[Rows from a dataset]
# # # # # # #

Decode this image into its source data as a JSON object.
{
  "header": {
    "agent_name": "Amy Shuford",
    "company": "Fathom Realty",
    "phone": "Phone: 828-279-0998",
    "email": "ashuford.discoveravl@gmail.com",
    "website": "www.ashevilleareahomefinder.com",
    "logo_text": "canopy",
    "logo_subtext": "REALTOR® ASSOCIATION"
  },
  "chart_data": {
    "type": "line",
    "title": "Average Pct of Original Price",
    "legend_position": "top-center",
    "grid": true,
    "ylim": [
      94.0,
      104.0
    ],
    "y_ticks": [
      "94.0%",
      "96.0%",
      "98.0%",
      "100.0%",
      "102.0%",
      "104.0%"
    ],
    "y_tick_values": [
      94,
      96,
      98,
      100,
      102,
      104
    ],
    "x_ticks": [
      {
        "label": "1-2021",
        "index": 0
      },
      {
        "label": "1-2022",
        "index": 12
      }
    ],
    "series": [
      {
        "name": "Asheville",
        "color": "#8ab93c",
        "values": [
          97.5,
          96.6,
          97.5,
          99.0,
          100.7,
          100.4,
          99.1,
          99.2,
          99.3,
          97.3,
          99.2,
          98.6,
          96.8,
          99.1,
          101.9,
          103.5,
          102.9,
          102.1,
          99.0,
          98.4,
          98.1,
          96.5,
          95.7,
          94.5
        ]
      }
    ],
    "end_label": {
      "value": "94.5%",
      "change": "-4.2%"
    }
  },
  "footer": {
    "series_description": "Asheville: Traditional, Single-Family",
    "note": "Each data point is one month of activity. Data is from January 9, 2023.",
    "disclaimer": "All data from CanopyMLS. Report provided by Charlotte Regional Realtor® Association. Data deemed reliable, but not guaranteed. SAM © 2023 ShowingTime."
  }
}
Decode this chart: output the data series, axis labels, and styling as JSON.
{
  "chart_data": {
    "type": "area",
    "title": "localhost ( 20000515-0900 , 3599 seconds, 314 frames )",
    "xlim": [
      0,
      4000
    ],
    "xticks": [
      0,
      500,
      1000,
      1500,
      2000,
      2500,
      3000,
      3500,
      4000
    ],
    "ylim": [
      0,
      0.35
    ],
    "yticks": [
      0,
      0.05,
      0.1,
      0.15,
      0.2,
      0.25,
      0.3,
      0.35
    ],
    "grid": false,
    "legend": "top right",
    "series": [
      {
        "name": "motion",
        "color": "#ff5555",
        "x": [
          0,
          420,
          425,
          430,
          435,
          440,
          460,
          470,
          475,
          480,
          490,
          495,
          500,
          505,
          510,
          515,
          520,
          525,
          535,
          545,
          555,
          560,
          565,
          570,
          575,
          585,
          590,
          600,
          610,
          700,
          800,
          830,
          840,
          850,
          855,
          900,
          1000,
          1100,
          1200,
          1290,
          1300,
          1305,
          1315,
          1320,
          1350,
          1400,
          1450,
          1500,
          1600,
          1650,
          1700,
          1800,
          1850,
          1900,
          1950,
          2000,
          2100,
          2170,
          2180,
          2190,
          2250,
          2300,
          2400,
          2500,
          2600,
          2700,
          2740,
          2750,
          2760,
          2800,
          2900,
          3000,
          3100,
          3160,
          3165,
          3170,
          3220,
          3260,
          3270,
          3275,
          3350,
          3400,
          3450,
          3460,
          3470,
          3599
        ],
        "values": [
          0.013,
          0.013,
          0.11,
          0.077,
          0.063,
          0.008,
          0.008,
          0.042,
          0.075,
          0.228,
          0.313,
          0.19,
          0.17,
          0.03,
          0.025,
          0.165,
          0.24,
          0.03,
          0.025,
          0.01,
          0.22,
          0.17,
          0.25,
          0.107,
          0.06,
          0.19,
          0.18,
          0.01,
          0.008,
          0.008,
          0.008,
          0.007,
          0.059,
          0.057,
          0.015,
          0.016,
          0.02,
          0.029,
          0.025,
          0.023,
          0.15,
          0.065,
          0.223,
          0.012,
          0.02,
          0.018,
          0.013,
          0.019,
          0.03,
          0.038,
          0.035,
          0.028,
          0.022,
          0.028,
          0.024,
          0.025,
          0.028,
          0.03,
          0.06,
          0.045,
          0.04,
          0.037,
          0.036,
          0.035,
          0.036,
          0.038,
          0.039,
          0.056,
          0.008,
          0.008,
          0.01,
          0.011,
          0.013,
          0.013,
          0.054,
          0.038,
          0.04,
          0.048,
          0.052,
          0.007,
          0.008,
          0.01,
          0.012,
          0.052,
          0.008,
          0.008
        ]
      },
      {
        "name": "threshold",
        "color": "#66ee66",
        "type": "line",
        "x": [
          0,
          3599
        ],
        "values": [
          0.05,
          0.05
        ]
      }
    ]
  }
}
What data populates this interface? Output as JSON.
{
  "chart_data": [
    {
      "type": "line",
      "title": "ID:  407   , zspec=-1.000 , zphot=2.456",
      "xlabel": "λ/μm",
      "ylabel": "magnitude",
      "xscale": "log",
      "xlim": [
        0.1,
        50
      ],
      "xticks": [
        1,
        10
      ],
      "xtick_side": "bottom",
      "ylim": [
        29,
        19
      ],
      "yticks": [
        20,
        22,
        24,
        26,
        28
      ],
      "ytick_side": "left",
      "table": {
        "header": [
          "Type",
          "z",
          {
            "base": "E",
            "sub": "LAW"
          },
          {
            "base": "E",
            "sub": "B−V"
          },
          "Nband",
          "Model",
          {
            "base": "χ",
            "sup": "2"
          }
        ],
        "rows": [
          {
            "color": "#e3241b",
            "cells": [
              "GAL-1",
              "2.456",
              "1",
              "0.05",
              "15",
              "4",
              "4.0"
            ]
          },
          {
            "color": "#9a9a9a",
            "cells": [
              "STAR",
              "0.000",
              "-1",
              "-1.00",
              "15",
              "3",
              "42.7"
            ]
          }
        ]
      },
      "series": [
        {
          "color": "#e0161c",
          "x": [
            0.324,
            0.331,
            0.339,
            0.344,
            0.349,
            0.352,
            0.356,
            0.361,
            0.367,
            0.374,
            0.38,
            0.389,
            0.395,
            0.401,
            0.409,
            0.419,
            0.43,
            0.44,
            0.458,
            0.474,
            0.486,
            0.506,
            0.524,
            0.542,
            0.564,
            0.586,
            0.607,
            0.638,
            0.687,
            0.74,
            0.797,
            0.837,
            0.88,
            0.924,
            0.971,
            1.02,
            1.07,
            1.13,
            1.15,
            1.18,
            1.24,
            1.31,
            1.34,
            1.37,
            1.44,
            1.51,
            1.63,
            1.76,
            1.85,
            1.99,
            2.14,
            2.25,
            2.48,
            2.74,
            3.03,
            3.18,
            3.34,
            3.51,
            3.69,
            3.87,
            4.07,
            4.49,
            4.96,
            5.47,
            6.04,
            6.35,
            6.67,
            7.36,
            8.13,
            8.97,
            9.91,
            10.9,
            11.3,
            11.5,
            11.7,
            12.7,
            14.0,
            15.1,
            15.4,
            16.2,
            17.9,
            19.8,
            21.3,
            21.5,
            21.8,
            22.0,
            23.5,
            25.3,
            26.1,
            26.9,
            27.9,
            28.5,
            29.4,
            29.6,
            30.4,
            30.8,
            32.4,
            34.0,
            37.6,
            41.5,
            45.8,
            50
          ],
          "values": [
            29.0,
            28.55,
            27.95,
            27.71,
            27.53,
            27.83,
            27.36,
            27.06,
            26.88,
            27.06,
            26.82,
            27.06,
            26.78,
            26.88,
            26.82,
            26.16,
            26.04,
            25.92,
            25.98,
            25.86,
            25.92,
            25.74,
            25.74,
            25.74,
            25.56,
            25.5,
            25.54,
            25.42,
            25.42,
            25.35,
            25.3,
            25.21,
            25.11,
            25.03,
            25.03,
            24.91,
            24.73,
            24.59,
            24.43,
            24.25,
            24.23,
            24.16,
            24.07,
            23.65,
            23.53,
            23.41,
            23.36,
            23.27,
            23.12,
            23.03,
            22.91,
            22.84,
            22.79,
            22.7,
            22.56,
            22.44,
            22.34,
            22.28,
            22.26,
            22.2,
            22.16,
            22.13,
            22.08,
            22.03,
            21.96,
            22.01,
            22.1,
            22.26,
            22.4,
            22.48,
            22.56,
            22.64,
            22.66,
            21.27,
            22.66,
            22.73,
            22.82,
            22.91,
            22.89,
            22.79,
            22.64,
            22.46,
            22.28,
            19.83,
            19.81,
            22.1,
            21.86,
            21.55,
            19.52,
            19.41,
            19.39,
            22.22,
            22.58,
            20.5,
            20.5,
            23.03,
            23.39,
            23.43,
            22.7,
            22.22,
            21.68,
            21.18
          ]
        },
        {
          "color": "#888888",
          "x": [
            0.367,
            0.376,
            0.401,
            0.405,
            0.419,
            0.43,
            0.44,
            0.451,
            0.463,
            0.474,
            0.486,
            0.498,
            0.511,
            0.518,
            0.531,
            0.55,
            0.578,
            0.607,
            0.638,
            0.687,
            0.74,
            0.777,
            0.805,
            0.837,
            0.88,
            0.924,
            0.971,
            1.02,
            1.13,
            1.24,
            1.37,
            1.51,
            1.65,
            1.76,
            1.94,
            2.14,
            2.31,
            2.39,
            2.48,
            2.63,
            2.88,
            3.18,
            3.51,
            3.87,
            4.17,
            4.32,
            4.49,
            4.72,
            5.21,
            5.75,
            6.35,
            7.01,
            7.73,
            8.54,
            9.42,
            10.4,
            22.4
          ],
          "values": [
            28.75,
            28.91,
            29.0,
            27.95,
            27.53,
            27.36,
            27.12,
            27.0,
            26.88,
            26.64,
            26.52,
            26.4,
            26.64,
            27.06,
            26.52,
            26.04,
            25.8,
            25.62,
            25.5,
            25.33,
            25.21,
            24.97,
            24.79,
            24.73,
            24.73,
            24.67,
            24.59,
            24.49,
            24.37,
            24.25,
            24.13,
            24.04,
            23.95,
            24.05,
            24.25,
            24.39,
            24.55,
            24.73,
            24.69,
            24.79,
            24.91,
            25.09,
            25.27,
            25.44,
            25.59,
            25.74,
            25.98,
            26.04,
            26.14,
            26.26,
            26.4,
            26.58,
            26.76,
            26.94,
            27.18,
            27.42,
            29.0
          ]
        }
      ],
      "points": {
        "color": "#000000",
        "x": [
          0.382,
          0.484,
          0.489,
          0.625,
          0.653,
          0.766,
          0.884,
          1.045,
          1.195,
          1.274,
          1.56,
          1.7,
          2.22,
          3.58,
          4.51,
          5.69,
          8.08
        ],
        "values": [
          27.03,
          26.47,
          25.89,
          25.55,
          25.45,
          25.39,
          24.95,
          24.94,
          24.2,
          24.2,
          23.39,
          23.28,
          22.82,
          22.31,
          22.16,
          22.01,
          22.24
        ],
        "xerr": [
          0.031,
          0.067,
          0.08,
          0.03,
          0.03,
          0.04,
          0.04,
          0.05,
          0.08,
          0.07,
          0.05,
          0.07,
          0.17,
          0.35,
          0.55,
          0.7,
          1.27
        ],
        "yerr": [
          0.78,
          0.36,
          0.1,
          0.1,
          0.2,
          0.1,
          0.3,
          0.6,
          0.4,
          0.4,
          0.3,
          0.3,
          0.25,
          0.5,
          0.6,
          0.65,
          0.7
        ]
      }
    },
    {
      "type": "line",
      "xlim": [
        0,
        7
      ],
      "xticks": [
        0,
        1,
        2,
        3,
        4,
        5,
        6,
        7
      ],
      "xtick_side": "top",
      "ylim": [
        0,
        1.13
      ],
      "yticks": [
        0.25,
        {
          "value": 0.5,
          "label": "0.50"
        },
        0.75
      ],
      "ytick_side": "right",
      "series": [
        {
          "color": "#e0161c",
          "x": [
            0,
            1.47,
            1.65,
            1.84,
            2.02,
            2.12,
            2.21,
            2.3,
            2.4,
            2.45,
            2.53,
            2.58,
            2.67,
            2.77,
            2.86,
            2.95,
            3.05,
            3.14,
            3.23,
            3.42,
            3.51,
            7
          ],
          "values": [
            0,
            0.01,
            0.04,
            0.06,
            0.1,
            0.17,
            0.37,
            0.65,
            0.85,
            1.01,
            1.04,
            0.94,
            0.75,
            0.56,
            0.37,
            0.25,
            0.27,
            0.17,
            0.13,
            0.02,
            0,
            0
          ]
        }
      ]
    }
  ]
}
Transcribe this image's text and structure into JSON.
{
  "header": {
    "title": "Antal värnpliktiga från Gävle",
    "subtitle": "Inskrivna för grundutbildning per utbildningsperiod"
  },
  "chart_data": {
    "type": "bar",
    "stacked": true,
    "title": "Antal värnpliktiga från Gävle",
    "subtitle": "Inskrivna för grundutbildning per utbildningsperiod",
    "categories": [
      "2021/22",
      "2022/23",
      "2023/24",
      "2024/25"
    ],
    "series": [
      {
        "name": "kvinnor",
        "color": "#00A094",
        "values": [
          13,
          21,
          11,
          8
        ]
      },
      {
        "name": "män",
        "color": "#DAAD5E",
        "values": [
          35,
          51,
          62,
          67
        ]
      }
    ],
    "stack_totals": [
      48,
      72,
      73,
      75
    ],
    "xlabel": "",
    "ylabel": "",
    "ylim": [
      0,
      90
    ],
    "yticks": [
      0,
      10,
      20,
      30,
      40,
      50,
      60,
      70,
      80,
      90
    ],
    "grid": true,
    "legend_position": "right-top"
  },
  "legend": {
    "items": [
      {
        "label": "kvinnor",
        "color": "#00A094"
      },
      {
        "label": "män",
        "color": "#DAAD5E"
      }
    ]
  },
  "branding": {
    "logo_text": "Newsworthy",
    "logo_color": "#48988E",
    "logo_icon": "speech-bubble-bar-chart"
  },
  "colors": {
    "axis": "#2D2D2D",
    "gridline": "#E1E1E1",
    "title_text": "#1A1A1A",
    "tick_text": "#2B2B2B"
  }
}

# # # # # # #

» What you will do:
Collect each line containing the string "subtitle".

» Correct response:
    "subtitle": "Inskrivna för grundutbildning per utbildningsperiod"
    "subtitle": "Inskrivna för grundutbildning per utbildningsperiod",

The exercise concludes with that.